**What is needed**
Reproduce the material exactly, omitting nothing.

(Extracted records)

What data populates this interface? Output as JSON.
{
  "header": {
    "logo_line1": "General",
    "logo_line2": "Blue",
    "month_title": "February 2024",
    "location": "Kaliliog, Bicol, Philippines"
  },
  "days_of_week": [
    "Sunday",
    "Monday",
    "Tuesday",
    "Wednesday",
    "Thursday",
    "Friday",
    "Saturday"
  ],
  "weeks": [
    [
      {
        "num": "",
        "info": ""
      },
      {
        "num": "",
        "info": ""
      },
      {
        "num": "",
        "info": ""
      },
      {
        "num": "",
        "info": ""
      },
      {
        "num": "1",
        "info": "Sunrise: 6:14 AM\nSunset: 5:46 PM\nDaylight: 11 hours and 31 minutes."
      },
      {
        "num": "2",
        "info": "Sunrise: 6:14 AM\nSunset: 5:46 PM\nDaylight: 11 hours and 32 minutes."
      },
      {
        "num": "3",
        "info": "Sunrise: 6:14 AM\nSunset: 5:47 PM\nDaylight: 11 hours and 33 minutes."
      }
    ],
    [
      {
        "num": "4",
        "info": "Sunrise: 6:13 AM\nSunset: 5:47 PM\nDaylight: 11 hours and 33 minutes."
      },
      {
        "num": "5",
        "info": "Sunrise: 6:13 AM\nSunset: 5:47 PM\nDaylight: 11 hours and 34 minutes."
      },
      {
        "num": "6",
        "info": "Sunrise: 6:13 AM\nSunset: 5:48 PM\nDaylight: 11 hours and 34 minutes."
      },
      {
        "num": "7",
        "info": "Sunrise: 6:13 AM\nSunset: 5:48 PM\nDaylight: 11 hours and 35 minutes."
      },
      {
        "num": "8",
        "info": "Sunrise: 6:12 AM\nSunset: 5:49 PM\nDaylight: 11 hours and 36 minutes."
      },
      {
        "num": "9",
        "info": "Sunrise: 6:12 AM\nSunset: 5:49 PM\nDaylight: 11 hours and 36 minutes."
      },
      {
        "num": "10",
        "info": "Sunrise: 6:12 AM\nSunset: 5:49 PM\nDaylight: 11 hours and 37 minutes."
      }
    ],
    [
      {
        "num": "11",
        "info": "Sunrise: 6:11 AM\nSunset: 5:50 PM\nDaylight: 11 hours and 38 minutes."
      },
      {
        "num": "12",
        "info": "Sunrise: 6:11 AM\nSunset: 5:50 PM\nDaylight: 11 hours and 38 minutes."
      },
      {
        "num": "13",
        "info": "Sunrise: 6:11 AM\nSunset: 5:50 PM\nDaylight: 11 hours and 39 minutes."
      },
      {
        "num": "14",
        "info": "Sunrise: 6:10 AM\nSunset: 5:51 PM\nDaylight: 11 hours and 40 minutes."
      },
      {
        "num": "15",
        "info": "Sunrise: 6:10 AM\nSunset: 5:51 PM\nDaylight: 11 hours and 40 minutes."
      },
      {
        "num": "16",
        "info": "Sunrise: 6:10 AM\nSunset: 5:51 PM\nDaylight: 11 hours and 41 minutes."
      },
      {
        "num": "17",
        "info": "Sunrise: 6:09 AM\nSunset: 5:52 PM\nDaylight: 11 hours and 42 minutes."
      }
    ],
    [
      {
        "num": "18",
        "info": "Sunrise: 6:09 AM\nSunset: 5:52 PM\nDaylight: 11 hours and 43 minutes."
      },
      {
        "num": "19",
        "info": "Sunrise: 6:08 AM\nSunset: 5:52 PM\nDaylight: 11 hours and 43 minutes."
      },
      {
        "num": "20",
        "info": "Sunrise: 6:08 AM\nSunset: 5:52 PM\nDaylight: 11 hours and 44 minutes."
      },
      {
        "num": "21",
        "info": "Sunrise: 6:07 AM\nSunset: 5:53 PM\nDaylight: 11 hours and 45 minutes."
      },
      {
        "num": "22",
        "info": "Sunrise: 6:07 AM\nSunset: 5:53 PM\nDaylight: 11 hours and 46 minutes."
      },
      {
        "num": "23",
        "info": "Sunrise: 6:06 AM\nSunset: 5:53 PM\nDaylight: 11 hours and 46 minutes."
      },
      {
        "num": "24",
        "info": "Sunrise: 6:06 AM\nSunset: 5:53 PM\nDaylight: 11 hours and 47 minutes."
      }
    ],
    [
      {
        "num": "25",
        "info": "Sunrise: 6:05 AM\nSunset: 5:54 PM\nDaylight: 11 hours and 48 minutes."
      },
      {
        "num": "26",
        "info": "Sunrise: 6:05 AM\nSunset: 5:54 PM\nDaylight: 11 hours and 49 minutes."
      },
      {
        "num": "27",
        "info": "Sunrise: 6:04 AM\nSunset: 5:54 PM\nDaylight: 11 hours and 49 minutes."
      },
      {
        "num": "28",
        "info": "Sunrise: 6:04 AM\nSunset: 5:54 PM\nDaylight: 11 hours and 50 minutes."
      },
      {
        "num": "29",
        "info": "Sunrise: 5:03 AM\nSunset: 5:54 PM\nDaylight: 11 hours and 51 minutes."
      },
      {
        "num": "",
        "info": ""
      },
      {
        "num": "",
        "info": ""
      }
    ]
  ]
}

**Solution for this exercise**
What data populates this interface? Output as JSON.
{
  "header": {
    "logo_line1": "General",
    "logo_line2": "Blue",
    "month_title": "February 2024",
    "location": "Kaliliog, Bicol, Philippines"
  },
  "days_of_week": [
    "Sunday",
    "Monday",
    "Tuesday",
    "Wednesday",
    "Thursday",
    "Friday",
    "Saturday"
  ],
  "weeks": [
    [
      {
        "num": "",
        "info": ""
      },
      {
        "num": "",
        "info": ""
      },
      {
        "num": "",
        "info": ""
      },
      {
        "num": "",
        "info": ""
      },
      {
        "num": "1",
        "info": "Sunrise: 6:14 AM\nSunset: 5:46 PM\nDaylight: 11 hours and 31 minutes."
      },
      {
        "num": "2",
        "info": "Sunrise: 6:14 AM\nSunset: 5:46 PM\nDaylight: 11 hours and 32 minutes."
      },
      {
        "num": "3",
        "info": "Sunrise: 6:14 AM\nSunset: 5:47 PM\nDaylight: 11 hours and 33 minutes."
      }
    ],
    [
      {
        "num": "4",
        "info": "Sunrise: 6:13 AM\nSunset: 5:47 PM\nDaylight: 11 hours and 33 minutes."
      },
      {
        "num": "5",
        "info": "Sunrise: 6:13 AM\nSunset: 5:47 PM\nDaylight: 11 hours and 34 minutes."
      },
      {
        "num": "6",
        "info": "Sunrise: 6:13 AM\nSunset: 5:48 PM\nDaylight: 11 hours and 34 minutes."
      },
      {
        "num": "7",
        "info": "Sunrise: 6:13 AM\nSunset: 5:48 PM\nDaylight: 11 hours and 35 minutes."
      },
      {
        "num": "8",
        "info": "Sunrise: 6:12 AM\nSunset: 5:49 PM\nDaylight: 11 hours and 36 minutes."
      },
      {
        "num": "9",
        "info": "Sunrise: 6:12 AM\nSunset: 5:49 PM\nDaylight: 11 hours and 36 minutes."
      },
      {
        "num": "10",
        "info": "Sunrise: 6:12 AM\nSunset: 5:49 PM\nDaylight: 11 hours and 37 minutes."
      }
    ],
    [
      {
        "num": "11",
        "info": "Sunrise: 6:11 AM\nSunset: 5:50 PM\nDaylight: 11 hours and 38 minutes."
      },
      {
        "num": "12",
        "info": "Sunrise: 6:11 AM\nSunset: 5:50 PM\nDaylight: 11 hours and 38 minutes."
      },
      {
        "num": "13",
        "info": "Sunrise: 6:11 AM\nSunset: 5:50 PM\nDaylight: 11 hours and 39 minutes."
      },
      {
        "num": "14",
        "info": "Sunrise: 6:10 AM\nSunset: 5:51 PM\nDaylight: 11 hours and 40 minutes."
      },
      {
        "num": "15",
        "info": "Sunrise: 6:10 AM\nSunset: 5:51 PM\nDaylight: 11 hours and 40 minutes."
      },
      {
        "num": "16",
        "info": "Sunrise: 6:10 AM\nSunset: 5:51 PM\nDaylight: 11 hours and 41 minutes."
      },
      {
        "num": "17",
        "info": "Sunrise: 6:09 AM\nSunset: 5:52 PM\nDaylight: 11 hours and 42 minutes."
      }
    ],
    [
      {
        "num": "18",
        "info": "Sunrise: 6:09 AM\nSunset: 5:52 PM\nDaylight: 11 hours and 43 minutes."
      },
      {
        "num": "19",
        "info": "Sunrise: 6:08 AM\nSunset: 5:52 PM\nDaylight: 11 hours and 43 minutes."
      },
      {
        "num": "20",
        "info": "Sunrise: 6:08 AM\nSunset: 5:52 PM\nDaylight: 11 hours and 44 minutes."
      },
      {
        "num": "21",
        "info": "Sunrise: 6:07 AM\nSunset: 5:53 PM\nDaylight: 11 hours and 45 minutes."
      },
      {
        "num": "22",
        "info": "Sunrise: 6:07 AM\nSunset: 5:53 PM\nDaylight: 11 hours and 46 minutes."
      },
      {
        "num": "23",
        "info": "Sunrise: 6:06 AM\nSunset: 5:53 PM\nDaylight: 11 hours and 46 minutes."
      },
      {
        "num": "24",
        "info": "Sunrise: 6:06 AM\nSunset: 5:53 PM\nDaylight: 11 hours and 47 minutes."
      }
    ],
    [
      {
        "num": "25",
        "info": "Sunrise: 6:05 AM\nSunset: 5:54 PM\nDaylight: 11 hours and 48 minutes."
      },
      {
        "num": "26",
        "info": "Sunrise: 6:05 AM\nSunset: 5:54 PM\nDaylight: 11 hours and 49 minutes."
      },
      {
        "num": "27",
        "info": "Sunrise: 6:04 AM\nSunset: 5:54 PM\nDaylight: 11 hours and 49 minutes."
      },
      {
        "num": "28",
        "info": "Sunrise: 6:04 AM\nSunset: 5:54 PM\nDaylight: 11 hours and 50 minutes."
      },
      {
        "num": "29",
        "info": "Sunrise: 5:03 AM\nSunset: 5:54 PM\nDaylight: 11 hours and 51 minutes."
      },
      {
        "num": "",
        "info": ""
      },
      {
        "num": "",
        "info": ""
      }
    ]
  ]
}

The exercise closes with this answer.